Records contained in a dataset
>> Begin

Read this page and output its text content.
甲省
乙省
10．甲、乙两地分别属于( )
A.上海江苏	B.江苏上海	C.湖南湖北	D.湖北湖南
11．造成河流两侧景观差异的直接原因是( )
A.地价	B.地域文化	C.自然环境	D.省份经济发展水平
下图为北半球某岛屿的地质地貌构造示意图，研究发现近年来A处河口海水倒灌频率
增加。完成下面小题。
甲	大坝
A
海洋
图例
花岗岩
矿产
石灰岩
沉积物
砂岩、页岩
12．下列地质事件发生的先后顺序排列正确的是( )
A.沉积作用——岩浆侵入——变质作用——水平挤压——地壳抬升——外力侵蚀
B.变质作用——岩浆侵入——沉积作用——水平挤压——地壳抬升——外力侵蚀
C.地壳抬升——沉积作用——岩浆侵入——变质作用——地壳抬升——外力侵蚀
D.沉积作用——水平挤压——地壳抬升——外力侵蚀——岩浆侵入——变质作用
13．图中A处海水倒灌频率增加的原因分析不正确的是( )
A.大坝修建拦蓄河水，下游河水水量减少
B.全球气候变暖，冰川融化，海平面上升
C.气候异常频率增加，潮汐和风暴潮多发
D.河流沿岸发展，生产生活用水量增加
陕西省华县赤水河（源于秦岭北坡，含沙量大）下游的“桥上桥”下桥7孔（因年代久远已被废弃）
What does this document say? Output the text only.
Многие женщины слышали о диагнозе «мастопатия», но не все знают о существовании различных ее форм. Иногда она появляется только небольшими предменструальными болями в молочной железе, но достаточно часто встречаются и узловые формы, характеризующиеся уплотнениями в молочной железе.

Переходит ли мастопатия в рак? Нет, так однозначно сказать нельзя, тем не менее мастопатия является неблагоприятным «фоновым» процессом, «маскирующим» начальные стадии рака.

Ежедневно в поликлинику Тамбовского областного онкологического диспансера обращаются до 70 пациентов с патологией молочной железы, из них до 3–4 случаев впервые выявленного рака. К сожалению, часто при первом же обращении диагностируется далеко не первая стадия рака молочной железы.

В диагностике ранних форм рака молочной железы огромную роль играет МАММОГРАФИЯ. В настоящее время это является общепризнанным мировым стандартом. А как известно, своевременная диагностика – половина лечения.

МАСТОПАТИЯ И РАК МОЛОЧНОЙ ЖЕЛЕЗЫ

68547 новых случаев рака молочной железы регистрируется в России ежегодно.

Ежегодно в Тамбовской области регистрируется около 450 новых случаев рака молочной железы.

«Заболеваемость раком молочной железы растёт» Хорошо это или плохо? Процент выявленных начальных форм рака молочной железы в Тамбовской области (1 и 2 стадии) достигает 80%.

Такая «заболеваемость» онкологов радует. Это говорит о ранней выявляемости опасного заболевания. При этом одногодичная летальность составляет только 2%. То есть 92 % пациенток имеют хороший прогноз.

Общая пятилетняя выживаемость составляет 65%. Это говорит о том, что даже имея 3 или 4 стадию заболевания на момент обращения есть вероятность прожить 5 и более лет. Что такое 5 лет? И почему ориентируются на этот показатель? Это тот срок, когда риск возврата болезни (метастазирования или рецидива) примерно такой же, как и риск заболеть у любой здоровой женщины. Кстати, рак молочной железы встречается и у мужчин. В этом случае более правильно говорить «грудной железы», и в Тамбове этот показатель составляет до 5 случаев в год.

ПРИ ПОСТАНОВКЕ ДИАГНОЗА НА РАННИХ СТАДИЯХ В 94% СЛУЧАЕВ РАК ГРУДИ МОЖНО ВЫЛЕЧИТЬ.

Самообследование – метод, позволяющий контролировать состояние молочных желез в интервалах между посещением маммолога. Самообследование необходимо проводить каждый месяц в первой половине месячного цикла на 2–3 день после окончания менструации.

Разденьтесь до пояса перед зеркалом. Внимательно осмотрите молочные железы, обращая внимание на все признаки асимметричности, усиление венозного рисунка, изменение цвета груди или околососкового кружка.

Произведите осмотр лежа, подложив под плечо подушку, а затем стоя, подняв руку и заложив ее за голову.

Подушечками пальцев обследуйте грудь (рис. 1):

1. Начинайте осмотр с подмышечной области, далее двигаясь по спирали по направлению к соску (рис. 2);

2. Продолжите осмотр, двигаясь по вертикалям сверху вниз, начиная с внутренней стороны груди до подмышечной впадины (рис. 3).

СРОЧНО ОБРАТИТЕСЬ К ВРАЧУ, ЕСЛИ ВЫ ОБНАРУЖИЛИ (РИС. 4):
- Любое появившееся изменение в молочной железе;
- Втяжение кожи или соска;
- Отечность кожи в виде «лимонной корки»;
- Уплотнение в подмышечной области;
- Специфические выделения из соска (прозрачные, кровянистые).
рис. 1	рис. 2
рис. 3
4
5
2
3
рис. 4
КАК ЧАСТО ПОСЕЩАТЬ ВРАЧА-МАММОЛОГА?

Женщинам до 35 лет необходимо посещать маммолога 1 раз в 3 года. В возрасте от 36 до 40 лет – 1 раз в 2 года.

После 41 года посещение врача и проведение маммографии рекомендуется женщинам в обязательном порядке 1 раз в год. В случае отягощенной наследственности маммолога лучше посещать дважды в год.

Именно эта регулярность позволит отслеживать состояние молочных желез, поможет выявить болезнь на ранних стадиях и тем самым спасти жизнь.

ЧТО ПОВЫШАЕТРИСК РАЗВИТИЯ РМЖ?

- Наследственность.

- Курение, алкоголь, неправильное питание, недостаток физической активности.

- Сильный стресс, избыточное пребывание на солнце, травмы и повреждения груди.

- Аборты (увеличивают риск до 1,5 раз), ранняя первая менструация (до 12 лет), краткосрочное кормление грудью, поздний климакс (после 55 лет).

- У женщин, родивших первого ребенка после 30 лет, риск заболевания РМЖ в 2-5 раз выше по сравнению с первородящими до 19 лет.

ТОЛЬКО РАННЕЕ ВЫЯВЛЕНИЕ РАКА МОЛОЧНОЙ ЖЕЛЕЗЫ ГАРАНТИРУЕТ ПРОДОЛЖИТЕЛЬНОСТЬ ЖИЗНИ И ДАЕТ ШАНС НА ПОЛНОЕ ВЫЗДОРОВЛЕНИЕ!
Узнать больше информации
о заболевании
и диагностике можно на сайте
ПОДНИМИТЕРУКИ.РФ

>> End

## [WHAT IS NEEDED]
Copy the material above back out, exactly as written.

## [ANSWER TO THE EXERCISE]
Read this page and output its text content.
甲省
乙省
10．甲、乙两地分别属于( )
A.上海江苏	B.江苏上海	C.湖南湖北	D.湖北湖南
11．造成河流两侧景观差异的直接原因是( )
A.地价	B.地域文化	C.自然环境	D.省份经济发展水平
下图为北半球某岛屿的地质地貌构造示意图，研究发现近年来A处河口海水倒灌频率
增加。完成下面小题。
甲	大坝
A
海洋
图例
花岗岩
矿产
石灰岩
沉积物
砂岩、页岩
12．下列地质事件发生的先后顺序排列正确的是( )
A.沉积作用——岩浆侵入——变质作用——水平挤压——地壳抬升——外力侵蚀
B.变质作用——岩浆侵入——沉积作用——水平挤压——地壳抬升——外力侵蚀
C.地壳抬升——沉积作用——岩浆侵入——变质作用——地壳抬升——外力侵蚀
D.沉积作用——水平挤压——地壳抬升——外力侵蚀——岩浆侵入——变质作用
13．图中A处海水倒灌频率增加的原因分析不正确的是( )
A.大坝修建拦蓄河水，下游河水水量减少
B.全球气候变暖，冰川融化，海平面上升
C.气候异常频率增加，潮汐和风暴潮多发
D.河流沿岸发展，生产生活用水量增加
陕西省华县赤水河（源于秦岭北坡，含沙量大）下游的“桥上桥”下桥7孔（因年代久远已被废弃）
What does this document say? Output the text only.
Многие женщины слышали о диагнозе «мастопатия», но не все знают о существовании различных ее форм. Иногда она появляется только небольшими предменструальными болями в молочной железе, но достаточно часто встречаются и узловые формы, характеризующиеся уплотнениями в молочной железе.

Переходит ли мастопатия в рак? Нет, так однозначно сказать нельзя, тем не менее мастопатия является неблагоприятным «фоновым» процессом, «маскирующим» начальные стадии рака.

Ежедневно в поликлинику Тамбовского областного онкологического диспансера обращаются до 70 пациентов с патологией молочной железы, из них до 3–4 случаев впервые выявленного рака. К сожалению, часто при первом же обращении диагностируется далеко не первая стадия рака молочной железы.

В диагностике ранних форм рака молочной железы огромную роль играет МАММОГРАФИЯ. В настоящее время это является общепризнанным мировым стандартом. А как известно, своевременная диагностика – половина лечения.

МАСТОПАТИЯ И РАК МОЛОЧНОЙ ЖЕЛЕЗЫ

68547 новых случаев рака молочной железы регистрируется в России ежегодно.

Ежегодно в Тамбовской области регистрируется около 450 новых случаев рака молочной железы.

«Заболеваемость раком молочной железы растёт» Хорошо это или плохо? Процент выявленных начальных форм рака молочной железы в Тамбовской области (1 и 2 стадии) достигает 80%.

Такая «заболеваемость» онкологов радует. Это говорит о ранней выявляемости опасного заболевания. При этом одногодичная летальность составляет только 2%. То есть 92 % пациенток имеют хороший прогноз.

Общая пятилетняя выживаемость составляет 65%. Это говорит о том, что даже имея 3 или 4 стадию заболевания на момент обращения есть вероятность прожить 5 и более лет. Что такое 5 лет? И почему ориентируются на этот показатель? Это тот срок, когда риск возврата болезни (метастазирования или рецидива) примерно такой же, как и риск заболеть у любой здоровой женщины. Кстати, рак молочной железы встречается и у мужчин. В этом случае более правильно говорить «грудной железы», и в Тамбове этот показатель составляет до 5 случаев в год.

ПРИ ПОСТАНОВКЕ ДИАГНОЗА НА РАННИХ СТАДИЯХ В 94% СЛУЧАЕВ РАК ГРУДИ МОЖНО ВЫЛЕЧИТЬ.

Самообследование – метод, позволяющий контролировать состояние молочных желез в интервалах между посещением маммолога. Самообследование необходимо проводить каждый месяц в первой половине месячного цикла на 2–3 день после окончания менструации.

Разденьтесь до пояса перед зеркалом. Внимательно осмотрите молочные железы, обращая внимание на все признаки асимметричности, усиление венозного рисунка, изменение цвета груди или околососкового кружка.

Произведите осмотр лежа, подложив под плечо подушку, а затем стоя, подняв руку и заложив ее за голову.

Подушечками пальцев обследуйте грудь (рис. 1):

1. Начинайте осмотр с подмышечной области, далее двигаясь по спирали по направлению к соску (рис. 2);

2. Продолжите осмотр, двигаясь по вертикалям сверху вниз, начиная с внутренней стороны груди до подмышечной впадины (рис. 3).

СРОЧНО ОБРАТИТЕСЬ К ВРАЧУ, ЕСЛИ ВЫ ОБНАРУЖИЛИ (РИС. 4):
- Любое появившееся изменение в молочной железе;
- Втяжение кожи или соска;
- Отечность кожи в виде «лимонной корки»;
- Уплотнение в подмышечной области;
- Специфические выделения из соска (прозрачные, кровянистые).
рис. 1	рис. 2
рис. 3
4
5
2
3
рис. 4
КАК ЧАСТО ПОСЕЩАТЬ ВРАЧА-МАММОЛОГА?

Женщинам до 35 лет необходимо посещать маммолога 1 раз в 3 года. В возрасте от 36 до 40 лет – 1 раз в 2 года.

После 41 года посещение врача и проведение маммографии рекомендуется женщинам в обязательном порядке 1 раз в год. В случае отягощенной наследственности маммолога лучше посещать дважды в год.

Именно эта регулярность позволит отслеживать состояние молочных желез, поможет выявить болезнь на ранних стадиях и тем самым спасти жизнь.

ЧТО ПОВЫШАЕТРИСК РАЗВИТИЯ РМЖ?

- Наследственность.

- Курение, алкоголь, неправильное питание, недостаток физической активности.

- Сильный стресс, избыточное пребывание на солнце, травмы и повреждения груди.

- Аборты (увеличивают риск до 1,5 раз), ранняя первая менструация (до 12 лет), краткосрочное кормление грудью, поздний климакс (после 55 лет).

- У женщин, родивших первого ребенка после 30 лет, риск заболевания РМЖ в 2-5 раз выше по сравнению с первородящими до 19 лет.

ТОЛЬКО РАННЕЕ ВЫЯВЛЕНИЕ РАКА МОЛОЧНОЙ ЖЕЛЕЗЫ ГАРАНТИРУЕТ ПРОДОЛЖИТЕЛЬНОСТЬ ЖИЗНИ И ДАЕТ ШАНС НА ПОЛНОЕ ВЫЗДОРОВЛЕНИЕ!
Узнать больше информации
о заболевании
и диагностике можно на сайте
ПОДНИМИТЕРУКИ.РФ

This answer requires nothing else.